_Task objective_
Among the entries that follow, tally the lines with the string "dagar". Give no more than the number.
═══ Data supplied ═══
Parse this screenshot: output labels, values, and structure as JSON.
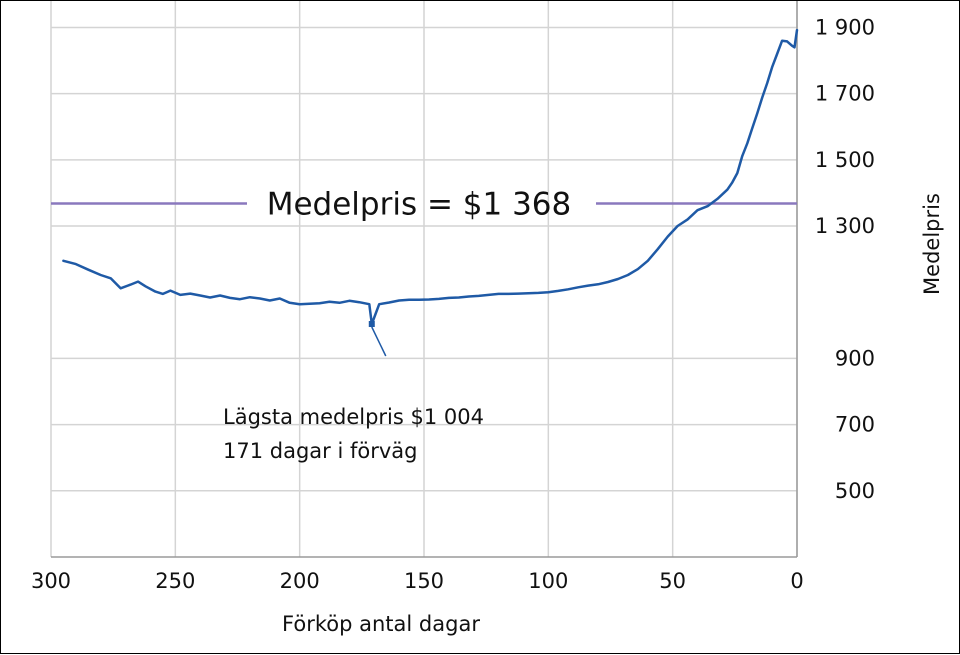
{
  "chart_data": {
    "type": "line",
    "xlabel": "Förköp antal dagar",
    "ylabel": "Medelpris",
    "xlim": [
      300,
      0
    ],
    "ylim": [
      300,
      1980
    ],
    "x_ticks": [
      "300",
      "250",
      "200",
      "150",
      "100",
      "50",
      "0"
    ],
    "x_tick_values": [
      300,
      250,
      200,
      150,
      100,
      50,
      0
    ],
    "y_ticks": [
      "500",
      "700",
      "900",
      "1 300",
      "1 500",
      "1 700",
      "1 900"
    ],
    "y_tick_values": [
      500,
      700,
      900,
      1300,
      1500,
      1700,
      1900
    ],
    "grid": true,
    "legend": "none",
    "line_color": "#1f5aa6",
    "avg_line_color": "#8a78bd",
    "average": {
      "label": "Medelpris = $1 368",
      "value": 1368
    },
    "annotation": {
      "line1": "Lägsta medelpris $1 004",
      "line2": "171 dagar i förväg",
      "x": 171,
      "y": 1004
    },
    "series": [
      {
        "x": [
          295,
          290,
          285,
          280,
          276,
          272,
          268,
          265,
          262,
          258,
          255,
          252,
          248,
          244,
          240,
          236,
          232,
          228,
          224,
          220,
          216,
          212,
          208,
          204,
          200,
          196,
          192,
          188,
          184,
          180,
          176,
          172,
          171,
          168,
          164,
          160,
          156,
          152,
          148,
          144,
          140,
          136,
          132,
          128,
          124,
          120,
          116,
          112,
          108,
          104,
          100,
          96,
          92,
          88,
          84,
          80,
          76,
          72,
          68,
          64,
          60,
          56,
          52,
          48,
          44,
          40,
          36,
          32,
          28,
          26,
          24,
          22,
          20,
          18,
          16,
          14,
          12,
          10,
          8,
          6,
          4,
          2,
          1,
          0
        ],
        "y": [
          1195,
          1185,
          1168,
          1152,
          1142,
          1112,
          1123,
          1132,
          1118,
          1102,
          1095,
          1105,
          1092,
          1096,
          1090,
          1084,
          1090,
          1083,
          1079,
          1085,
          1081,
          1075,
          1081,
          1068,
          1064,
          1065,
          1067,
          1071,
          1068,
          1074,
          1070,
          1064,
          1004,
          1064,
          1069,
          1075,
          1077,
          1077,
          1078,
          1080,
          1083,
          1084,
          1087,
          1089,
          1092,
          1095,
          1095,
          1096,
          1097,
          1098,
          1100,
          1104,
          1109,
          1115,
          1120,
          1124,
          1131,
          1140,
          1152,
          1170,
          1195,
          1230,
          1268,
          1300,
          1320,
          1348,
          1360,
          1382,
          1410,
          1432,
          1460,
          1512,
          1550,
          1595,
          1640,
          1688,
          1732,
          1780,
          1820,
          1860,
          1858,
          1845,
          1840,
          1892
        ]
      }
    ]
  }
}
═══
_Response to this task_
2